-- What you should do --
Copy down all of the data underneath, exactly as shown.

-- Stored data --
* * * * * * *

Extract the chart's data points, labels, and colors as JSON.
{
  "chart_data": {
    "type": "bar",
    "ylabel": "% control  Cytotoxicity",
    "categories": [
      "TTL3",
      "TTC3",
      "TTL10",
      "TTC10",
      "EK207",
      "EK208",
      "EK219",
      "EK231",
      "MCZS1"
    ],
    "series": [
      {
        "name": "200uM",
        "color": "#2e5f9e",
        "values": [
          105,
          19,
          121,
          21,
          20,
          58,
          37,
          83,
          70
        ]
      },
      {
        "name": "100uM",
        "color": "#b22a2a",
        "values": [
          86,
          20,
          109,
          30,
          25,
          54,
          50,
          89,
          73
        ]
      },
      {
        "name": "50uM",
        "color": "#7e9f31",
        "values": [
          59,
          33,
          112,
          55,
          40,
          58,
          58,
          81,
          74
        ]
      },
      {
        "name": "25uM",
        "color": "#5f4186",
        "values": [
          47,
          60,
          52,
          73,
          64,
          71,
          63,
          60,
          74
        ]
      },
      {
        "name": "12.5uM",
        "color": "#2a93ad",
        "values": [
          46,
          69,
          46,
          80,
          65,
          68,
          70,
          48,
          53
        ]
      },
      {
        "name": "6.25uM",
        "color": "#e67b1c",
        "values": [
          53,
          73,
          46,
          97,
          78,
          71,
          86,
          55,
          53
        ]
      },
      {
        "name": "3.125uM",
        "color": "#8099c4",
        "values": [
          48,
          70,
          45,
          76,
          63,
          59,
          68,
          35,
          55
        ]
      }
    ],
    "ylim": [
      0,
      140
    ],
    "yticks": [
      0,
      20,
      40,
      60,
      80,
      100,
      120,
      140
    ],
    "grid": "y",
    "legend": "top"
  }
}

* * * * * * *

-- Solution --
Extract the chart's data points, labels, and colors as JSON.
{
  "chart_data": {
    "type": "bar",
    "ylabel": "% control  Cytotoxicity",
    "categories": [
      "TTL3",
      "TTC3",
      "TTL10",
      "TTC10",
      "EK207",
      "EK208",
      "EK219",
      "EK231",
      "MCZS1"
    ],
    "series": [
      {
        "name": "200uM",
        "color": "#2e5f9e",
        "values": [
          105,
          19,
          121,
          21,
          20,
          58,
          37,
          83,
          70
        ]
      },
      {
        "name": "100uM",
        "color": "#b22a2a",
        "values": [
          86,
          20,
          109,
          30,
          25,
          54,
          50,
          89,
          73
        ]
      },
      {
        "name": "50uM",
        "color": "#7e9f31",
        "values": [
          59,
          33,
          112,
          55,
          40,
          58,
          58,
          81,
          74
        ]
      },
      {
        "name": "25uM",
        "color": "#5f4186",
        "values": [
          47,
          60,
          52,
          73,
          64,
          71,
          63,
          60,
          74
        ]
      },
      {
        "name": "12.5uM",
        "color": "#2a93ad",
        "values": [
          46,
          69,
          46,
          80,
          65,
          68,
          70,
          48,
          53
        ]
      },
      {
        "name": "6.25uM",
        "color": "#e67b1c",
        "values": [
          53,
          73,
          46,
          97,
          78,
          71,
          86,
          55,
          53
        ]
      },
      {
        "name": "3.125uM",
        "color": "#8099c4",
        "values": [
          48,
          70,
          45,
          76,
          63,
          59,
          68,
          35,
          55
        ]
      }
    ],
    "ylim": [
      0,
      140
    ],
    "yticks": [
      0,
      20,
      40,
      60,
      80,
      100,
      120,
      140
    ],
    "grid": "y",
    "legend": "top"
  }
}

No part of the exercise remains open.